It is Too Hard for Students to Access Financial Assistance

February 19, 2013

By Abigail Newcomer and Lavanya Mohan

"I was able to lift [my son] Nathan and myself out of poverty by finishing school. SNAP was a critical factor in my success. Having SNAP benefits allowed me to focus energy on school so that I could support us. I am no longer stressed over purchasing food. I graduated from community college with two associate degrees and was the student speaker at commencement. I went on to receive my bachelor's and master's degrees... [Yet,] for the longest time I would not tell anyone that I went hungry or that I receive SNAP benefits. I was scared I would be judged."

Testimony of Tara Marks, a former SNAP recipient

Last week, during a hearing on the impact of federal budget decisions on families and communities, the Senate Budget Committee heard from Tara Marks, a mom who is now a law student, but was once living in poverty while pursuing her postsecondary education. Despite being dedicated to her family and education, and her struggles with financial stress and hunger, Ms. Marks was unable to access food assistance through the Supplemental Nutrition Assistance Program (SNAP) with her first application. This was due to complicated rules and requirements that apply to students seeking assistance through the program, along with a caseworker who made her feel like she should not be applying for these benefits.

Image sourced from "How WIC Helped Tara Marks Get to Law School" by Robin Stephenson, Bread for the World.

When she did access SNAP, with help from a local hunger organization, it became a vital support for completing her degree. As Ms. Marks explained, "SNAP was a critical factor in my success. Having SNAP benefits allowed me to focus energy on school so that I could support us [myself and my son]." An increasing share of college students are, like Ms. Marks, adults who must support themselves and their families.  Nearly half (47 percent) of all post-secondary students live independently from their parents; 40 percent fall under 200 percent of the federal poverty level; and 23 percent are parents.

While many nontraditional students are eligible to receive assistance from safety net programs, many do not enroll due to a lack of information, stigma and the feeling that the assistance is not worth the time it takes to apply. These students are instead working while in school, and are often dropping out when unexpected expenses like a car repair or a medical bill arise.
------------
Questions to answer —
1 > Revise the student aid article from "Image sourced from" to "percent are parents.", putting "community food bank" in place of "local hunger organization".
2 > According to the student aid article, what share of all post-secondary students are parents?

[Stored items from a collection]
------------
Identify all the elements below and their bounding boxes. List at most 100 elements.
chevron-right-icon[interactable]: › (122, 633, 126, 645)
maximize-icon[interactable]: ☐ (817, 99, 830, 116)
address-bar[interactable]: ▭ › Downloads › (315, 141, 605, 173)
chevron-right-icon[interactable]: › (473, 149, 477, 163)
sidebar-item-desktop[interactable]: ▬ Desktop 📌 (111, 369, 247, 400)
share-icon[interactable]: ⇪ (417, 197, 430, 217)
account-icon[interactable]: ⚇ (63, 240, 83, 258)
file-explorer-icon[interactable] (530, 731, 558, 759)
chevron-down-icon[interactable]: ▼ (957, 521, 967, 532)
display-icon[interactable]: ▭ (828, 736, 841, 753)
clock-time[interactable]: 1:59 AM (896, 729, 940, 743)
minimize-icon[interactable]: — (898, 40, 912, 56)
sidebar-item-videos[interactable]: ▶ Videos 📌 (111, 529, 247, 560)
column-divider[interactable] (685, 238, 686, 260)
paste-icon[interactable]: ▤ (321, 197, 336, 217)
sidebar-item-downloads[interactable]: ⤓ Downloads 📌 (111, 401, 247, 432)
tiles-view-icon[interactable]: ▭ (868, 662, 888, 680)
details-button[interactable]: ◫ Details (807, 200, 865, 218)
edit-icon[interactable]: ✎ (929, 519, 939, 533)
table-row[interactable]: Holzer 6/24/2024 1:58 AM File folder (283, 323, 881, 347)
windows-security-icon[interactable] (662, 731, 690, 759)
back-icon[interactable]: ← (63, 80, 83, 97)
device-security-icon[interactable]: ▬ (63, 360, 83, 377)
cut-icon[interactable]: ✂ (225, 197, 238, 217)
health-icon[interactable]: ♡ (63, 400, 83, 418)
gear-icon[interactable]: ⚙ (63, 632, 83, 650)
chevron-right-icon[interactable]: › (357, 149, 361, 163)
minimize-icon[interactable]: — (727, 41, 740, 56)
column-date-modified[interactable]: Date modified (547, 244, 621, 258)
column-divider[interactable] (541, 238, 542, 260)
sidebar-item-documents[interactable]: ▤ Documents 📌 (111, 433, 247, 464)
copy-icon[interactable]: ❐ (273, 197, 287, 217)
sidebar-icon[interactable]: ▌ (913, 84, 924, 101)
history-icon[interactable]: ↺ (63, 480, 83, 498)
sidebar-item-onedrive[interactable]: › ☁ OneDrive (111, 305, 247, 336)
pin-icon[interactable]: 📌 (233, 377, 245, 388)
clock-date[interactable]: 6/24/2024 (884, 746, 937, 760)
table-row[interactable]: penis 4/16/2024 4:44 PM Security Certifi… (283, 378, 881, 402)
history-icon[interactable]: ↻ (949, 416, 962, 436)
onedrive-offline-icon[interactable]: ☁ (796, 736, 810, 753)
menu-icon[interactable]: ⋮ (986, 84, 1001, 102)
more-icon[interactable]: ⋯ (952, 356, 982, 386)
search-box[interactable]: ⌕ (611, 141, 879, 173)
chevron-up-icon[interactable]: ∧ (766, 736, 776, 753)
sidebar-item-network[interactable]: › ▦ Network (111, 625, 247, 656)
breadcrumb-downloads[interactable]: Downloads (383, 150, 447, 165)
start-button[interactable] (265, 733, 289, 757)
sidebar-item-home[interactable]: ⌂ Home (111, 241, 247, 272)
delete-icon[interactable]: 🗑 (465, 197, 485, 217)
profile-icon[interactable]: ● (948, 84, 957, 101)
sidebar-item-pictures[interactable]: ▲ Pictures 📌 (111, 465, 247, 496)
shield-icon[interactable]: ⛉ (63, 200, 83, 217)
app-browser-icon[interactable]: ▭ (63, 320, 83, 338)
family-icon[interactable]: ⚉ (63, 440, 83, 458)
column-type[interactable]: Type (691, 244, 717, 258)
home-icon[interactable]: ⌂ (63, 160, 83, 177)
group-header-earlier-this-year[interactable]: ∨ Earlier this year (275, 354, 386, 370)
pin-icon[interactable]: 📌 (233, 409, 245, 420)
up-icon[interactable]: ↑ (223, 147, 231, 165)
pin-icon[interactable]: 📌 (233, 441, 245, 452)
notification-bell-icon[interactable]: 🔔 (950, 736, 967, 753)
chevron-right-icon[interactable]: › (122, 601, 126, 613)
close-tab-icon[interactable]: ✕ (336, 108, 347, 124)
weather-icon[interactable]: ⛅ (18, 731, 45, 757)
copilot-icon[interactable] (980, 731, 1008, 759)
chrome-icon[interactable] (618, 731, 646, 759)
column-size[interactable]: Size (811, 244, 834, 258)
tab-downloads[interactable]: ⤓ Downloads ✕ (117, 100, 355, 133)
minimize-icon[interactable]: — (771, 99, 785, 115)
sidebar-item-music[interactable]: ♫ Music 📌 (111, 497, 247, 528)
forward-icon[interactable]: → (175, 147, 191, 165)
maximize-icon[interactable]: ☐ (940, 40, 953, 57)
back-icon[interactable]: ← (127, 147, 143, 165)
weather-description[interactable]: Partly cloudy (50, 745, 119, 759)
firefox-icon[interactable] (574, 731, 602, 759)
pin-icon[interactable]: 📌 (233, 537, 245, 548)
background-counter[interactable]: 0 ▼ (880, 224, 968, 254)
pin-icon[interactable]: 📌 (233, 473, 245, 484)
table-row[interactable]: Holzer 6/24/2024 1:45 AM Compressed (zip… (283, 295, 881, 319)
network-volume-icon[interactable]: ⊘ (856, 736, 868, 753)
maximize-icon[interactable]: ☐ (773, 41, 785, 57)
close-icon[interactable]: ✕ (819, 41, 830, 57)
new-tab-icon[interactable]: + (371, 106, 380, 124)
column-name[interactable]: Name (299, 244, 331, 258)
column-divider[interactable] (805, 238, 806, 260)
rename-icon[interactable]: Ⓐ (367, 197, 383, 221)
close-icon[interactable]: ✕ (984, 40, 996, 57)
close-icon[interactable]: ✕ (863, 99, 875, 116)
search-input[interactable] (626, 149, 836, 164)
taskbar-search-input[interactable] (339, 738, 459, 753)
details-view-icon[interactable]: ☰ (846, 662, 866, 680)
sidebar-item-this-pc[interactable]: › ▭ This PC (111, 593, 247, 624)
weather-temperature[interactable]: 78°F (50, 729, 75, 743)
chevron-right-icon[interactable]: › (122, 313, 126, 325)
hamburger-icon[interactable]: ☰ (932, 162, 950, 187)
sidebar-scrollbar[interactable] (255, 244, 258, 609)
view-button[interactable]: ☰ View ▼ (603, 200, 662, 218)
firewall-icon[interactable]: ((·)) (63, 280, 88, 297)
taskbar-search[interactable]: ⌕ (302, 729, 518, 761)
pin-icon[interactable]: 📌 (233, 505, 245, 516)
------------
Written answers —
1 >
Image sourced from "How WIC Helped Tara Marks Get to Law School" by Robin Stephenson, Bread for the World.

When she did access SNAP, with help from a community food bank, it became a vital support for completing her degree. As Ms. Marks explained, "SNAP was a critical factor in my success. Having SNAP benefits allowed me to focus energy on school so that I could support us [myself and my son]." An increasing share of college students are, like Ms. Marks, adults who must support themselves and their families.  Nearly half (47 percent) of all post-secondary students live independently from their parents; 40 percent fall under 200 percent of the federal poverty level; and 23 percent are parents.

2 > 23 percent